### YOUR INSTRUCTIONS
Repeat the whole listing exactly.

### SOURCE MATERIAL
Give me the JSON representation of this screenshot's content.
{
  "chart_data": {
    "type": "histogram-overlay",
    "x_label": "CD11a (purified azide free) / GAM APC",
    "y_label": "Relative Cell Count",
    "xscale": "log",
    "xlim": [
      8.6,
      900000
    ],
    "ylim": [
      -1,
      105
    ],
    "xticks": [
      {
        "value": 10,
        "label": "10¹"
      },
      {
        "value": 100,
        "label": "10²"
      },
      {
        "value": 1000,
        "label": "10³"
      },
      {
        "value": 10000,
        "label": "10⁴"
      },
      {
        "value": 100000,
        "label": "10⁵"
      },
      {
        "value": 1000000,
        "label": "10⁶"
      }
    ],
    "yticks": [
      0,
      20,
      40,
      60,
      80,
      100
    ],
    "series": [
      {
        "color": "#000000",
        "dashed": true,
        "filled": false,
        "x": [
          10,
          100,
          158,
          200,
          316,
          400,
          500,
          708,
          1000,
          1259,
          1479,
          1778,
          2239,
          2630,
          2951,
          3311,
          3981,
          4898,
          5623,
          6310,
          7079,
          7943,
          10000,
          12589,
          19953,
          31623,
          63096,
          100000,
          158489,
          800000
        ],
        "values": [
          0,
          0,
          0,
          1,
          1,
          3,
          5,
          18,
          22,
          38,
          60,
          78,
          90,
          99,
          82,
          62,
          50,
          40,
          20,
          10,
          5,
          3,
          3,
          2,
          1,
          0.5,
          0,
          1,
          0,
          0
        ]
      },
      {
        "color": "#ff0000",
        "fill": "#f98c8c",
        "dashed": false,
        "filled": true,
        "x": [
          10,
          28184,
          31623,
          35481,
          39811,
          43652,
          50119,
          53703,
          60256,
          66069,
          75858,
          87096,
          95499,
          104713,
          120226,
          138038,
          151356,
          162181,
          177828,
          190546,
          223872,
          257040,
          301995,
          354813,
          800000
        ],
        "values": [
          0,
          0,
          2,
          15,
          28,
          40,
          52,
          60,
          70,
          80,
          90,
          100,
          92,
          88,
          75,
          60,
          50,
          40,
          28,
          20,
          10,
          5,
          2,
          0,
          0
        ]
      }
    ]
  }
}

### FULL ANSWER
Give me the JSON representation of this screenshot's content.
{
  "chart_data": {
    "type": "histogram-overlay",
    "x_label": "CD11a (purified azide free) / GAM APC",
    "y_label": "Relative Cell Count",
    "xscale": "log",
    "xlim": [
      8.6,
      900000
    ],
    "ylim": [
      -1,
      105
    ],
    "xticks": [
      {
        "value": 10,
        "label": "10¹"
      },
      {
        "value": 100,
        "label": "10²"
      },
      {
        "value": 1000,
        "label": "10³"
      },
      {
        "value": 10000,
        "label": "10⁴"
      },
      {
        "value": 100000,
        "label": "10⁵"
      },
      {
        "value": 1000000,
        "label": "10⁶"
      }
    ],
    "yticks": [
      0,
      20,
      40,
      60,
      80,
      100
    ],
    "series": [
      {
        "color": "#000000",
        "dashed": true,
        "filled": false,
        "x": [
          10,
          100,
          158,
          200,
          316,
          400,
          500,
          708,
          1000,
          1259,
          1479,
          1778,
          2239,
          2630,
          2951,
          3311,
          3981,
          4898,
          5623,
          6310,
          7079,
          7943,
          10000,
          12589,
          19953,
          31623,
          63096,
          100000,
          158489,
          800000
        ],
        "values": [
          0,
          0,
          0,
          1,
          1,
          3,
          5,
          18,
          22,
          38,
          60,
          78,
          90,
          99,
          82,
          62,
          50,
          40,
          20,
          10,
          5,
          3,
          3,
          2,
          1,
          0.5,
          0,
          1,
          0,
          0
        ]
      },
      {
        "color": "#ff0000",
        "fill": "#f98c8c",
        "dashed": false,
        "filled": true,
        "x": [
          10,
          28184,
          31623,
          35481,
          39811,
          43652,
          50119,
          53703,
          60256,
          66069,
          75858,
          87096,
          95499,
          104713,
          120226,
          138038,
          151356,
          162181,
          177828,
          190546,
          223872,
          257040,
          301995,
          354813,
          800000
        ],
        "values": [
          0,
          0,
          2,
          15,
          28,
          40,
          52,
          60,
          70,
          80,
          90,
          100,
          92,
          88,
          75,
          60,
          50,
          40,
          28,
          20,
          10,
          5,
          2,
          0,
          0
        ]
      }
    ]
  }
}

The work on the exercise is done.